## Task prompt
Please copy each line of the listing below precisely as it appears, and leave the pictures out of your answer.

(Data records)
***
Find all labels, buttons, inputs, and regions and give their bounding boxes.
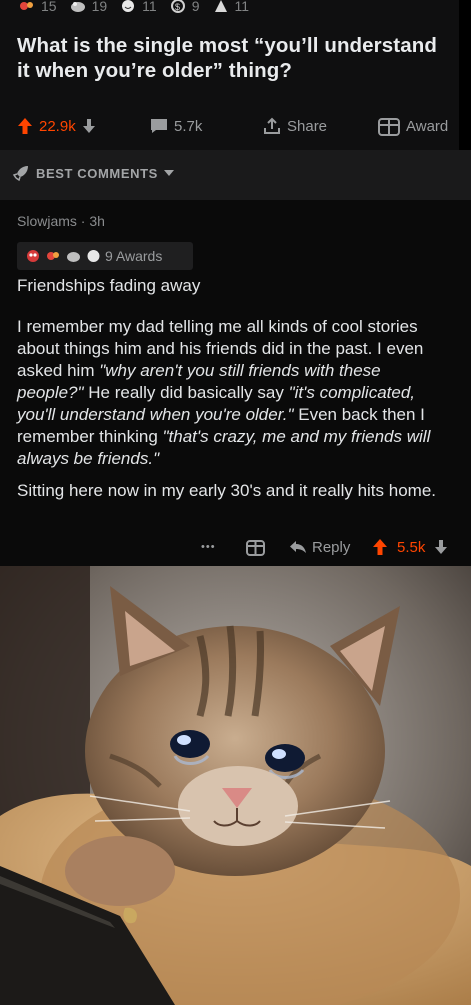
post-card: 15 19 11 $ 9 11 What is the single most …	[0, 0, 459, 150]
hug-award-icon	[70, 2, 85, 12]
reply-button[interactable]: Reply	[289, 534, 350, 560]
give-award-button[interactable]	[246, 534, 265, 560]
award-item: 11	[119, 0, 157, 14]
comment-body: I remember my dad telling me all kinds o…	[17, 316, 447, 512]
hearts-award-icon	[47, 252, 59, 260]
comment: Slowjams · 3h 9 Awards Friendships fadin…	[0, 200, 471, 566]
comment-heading: Friendships fading away	[17, 276, 201, 295]
crying-cat-illustration	[0, 566, 471, 1005]
award-label: Award	[406, 117, 449, 135]
svg-text:$: $	[175, 2, 180, 12]
post-award-strip[interactable]: 15 19 11 $ 9 11	[18, 0, 255, 18]
comment-paragraph: Sitting here now in my early 30's and it…	[17, 481, 436, 500]
comment-author[interactable]: Slowjams	[17, 213, 77, 229]
award-item: 19	[69, 0, 107, 14]
more-dots-icon: •••	[201, 541, 216, 553]
comment-vote-group: 5.5k	[372, 534, 448, 560]
sort-label: BEST COMMENTS	[36, 165, 158, 181]
reply-arrow-icon	[290, 541, 306, 553]
downvote-arrow-icon[interactable]	[434, 539, 448, 555]
comment-bubble-icon	[151, 119, 167, 133]
share-icon	[264, 117, 280, 134]
post-vote-group: 22.9k	[17, 112, 96, 140]
award-button[interactable]: Award	[378, 112, 448, 140]
share-button[interactable]: Share	[263, 112, 327, 140]
hearts-award-icon	[20, 2, 33, 10]
chevron-down-icon	[163, 170, 174, 176]
sort-dropdown[interactable]: BEST COMMENTS	[12, 164, 174, 182]
comment-action-bar: ••• Reply 5.5k	[0, 534, 471, 560]
award-item: $ 9	[169, 0, 200, 14]
share-label: Share	[287, 117, 328, 135]
award-item: 15	[18, 0, 57, 14]
awards-count-label: 9 Awards	[105, 248, 163, 264]
gift-icon	[246, 540, 265, 556]
heart-eyes-award-icon	[27, 250, 39, 262]
comment-vote-count: 5.5k	[397, 538, 426, 556]
comment-awards-badge[interactable]: 9 Awards	[17, 242, 193, 270]
hug-award-icon	[67, 252, 80, 262]
wholesome-award-icon	[122, 0, 135, 12]
gift-icon	[378, 118, 400, 136]
comment-paragraph: I remember my dad telling me all kinds o…	[17, 317, 431, 468]
helpful-award-icon	[214, 0, 227, 12]
reply-label: Reply	[312, 538, 351, 556]
post-action-bar: 22.9k 5.7k Share Award	[0, 112, 459, 140]
crying-cat-image	[0, 566, 471, 1005]
award-item: 11	[212, 0, 249, 14]
more-options-button[interactable]: •••	[201, 534, 216, 560]
upvote-arrow-icon[interactable]	[372, 538, 388, 556]
comment-count: 5.7k	[174, 117, 203, 135]
comment-age: 3h	[89, 213, 105, 229]
wholesome-award-icon	[87, 250, 100, 262]
downvote-arrow-icon[interactable]	[82, 118, 96, 134]
upvote-arrow-icon[interactable]	[17, 117, 33, 135]
rocket-icon	[12, 166, 28, 182]
comment-sort-bar: BEST COMMENTS	[0, 150, 471, 200]
silver-award-icon: $	[170, 0, 185, 13]
post-title[interactable]: What is the single most “you’ll understa…	[17, 33, 447, 83]
comments-button[interactable]: 5.7k	[150, 112, 202, 140]
comment-meta: Slowjams · 3h	[17, 213, 105, 229]
post-vote-count: 22.9k	[39, 117, 76, 135]
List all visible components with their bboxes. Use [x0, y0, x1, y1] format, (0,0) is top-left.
***
## Right answer
Find all labels, buttons, inputs, and regions and give their bounding boxes.
post-card: 15 19 11 $ 9 11 What is the single most …	[0, 0, 459, 150]
hug-award-icon	[70, 2, 85, 12]
reply-button[interactable]: Reply	[289, 534, 350, 560]
give-award-button[interactable]	[246, 534, 265, 560]
award-item: 11	[119, 0, 157, 14]
comment-body: I remember my dad telling me all kinds o…	[17, 316, 447, 512]
hearts-award-icon	[47, 252, 59, 260]
comment: Slowjams · 3h 9 Awards Friendships fadin…	[0, 200, 471, 566]
comment-heading: Friendships fading away	[17, 276, 201, 295]
crying-cat-illustration	[0, 566, 471, 1005]
award-label: Award	[406, 117, 449, 135]
svg-text:$: $	[175, 2, 180, 12]
post-award-strip[interactable]: 15 19 11 $ 9 11	[18, 0, 255, 18]
comment-paragraph: Sitting here now in my early 30's and it…	[17, 481, 436, 500]
comment-author[interactable]: Slowjams	[17, 213, 77, 229]
award-item: 19	[69, 0, 107, 14]
more-dots-icon: •••	[201, 541, 216, 553]
comment-vote-group: 5.5k	[372, 534, 448, 560]
sort-label: BEST COMMENTS	[36, 165, 158, 181]
reply-arrow-icon	[290, 541, 306, 553]
downvote-arrow-icon[interactable]	[434, 539, 448, 555]
comment-bubble-icon	[151, 119, 167, 133]
share-icon	[264, 117, 280, 134]
post-vote-group: 22.9k	[17, 112, 96, 140]
award-button[interactable]: Award	[378, 112, 448, 140]
share-button[interactable]: Share	[263, 112, 327, 140]
hearts-award-icon	[20, 2, 33, 10]
chevron-down-icon	[163, 170, 174, 176]
sort-dropdown[interactable]: BEST COMMENTS	[12, 164, 174, 182]
comment-action-bar: ••• Reply 5.5k	[0, 534, 471, 560]
award-item: $ 9	[169, 0, 200, 14]
share-label: Share	[287, 117, 328, 135]
award-item: 15	[18, 0, 57, 14]
awards-count-label: 9 Awards	[105, 248, 163, 264]
gift-icon	[246, 540, 265, 556]
heart-eyes-award-icon	[27, 250, 39, 262]
comment-vote-count: 5.5k	[397, 538, 426, 556]
comment-awards-badge[interactable]: 9 Awards	[17, 242, 193, 270]
hug-award-icon	[67, 252, 80, 262]
wholesome-award-icon	[122, 0, 135, 12]
gift-icon	[378, 118, 400, 136]
comment-paragraph: I remember my dad telling me all kinds o…	[17, 317, 431, 468]
helpful-award-icon	[214, 0, 227, 12]
reply-label: Reply	[312, 538, 351, 556]
post-action-bar: 22.9k 5.7k Share Award	[0, 112, 459, 140]
crying-cat-image	[0, 566, 471, 1005]
award-item: 11	[212, 0, 249, 14]
more-options-button[interactable]: •••	[201, 534, 216, 560]
upvote-arrow-icon[interactable]	[372, 538, 388, 556]
comment-count: 5.7k	[174, 117, 203, 135]
comment-age: 3h	[89, 213, 105, 229]
wholesome-award-icon	[87, 250, 100, 262]
downvote-arrow-icon[interactable]	[82, 118, 96, 134]
upvote-arrow-icon[interactable]	[17, 117, 33, 135]
rocket-icon	[12, 166, 28, 182]
comment-sort-bar: BEST COMMENTS	[0, 150, 471, 200]
silver-award-icon: $	[170, 0, 185, 13]
post-title[interactable]: What is the single most “you’ll understa…	[17, 33, 447, 83]
comments-button[interactable]: 5.7k	[150, 112, 202, 140]
comment-meta: Slowjams · 3h	[17, 213, 105, 229]
post-vote-count: 22.9k	[39, 117, 76, 135]
List all visible components with their bboxes. Use [x0, y0, x1, y1] format, (0,0) is top-left.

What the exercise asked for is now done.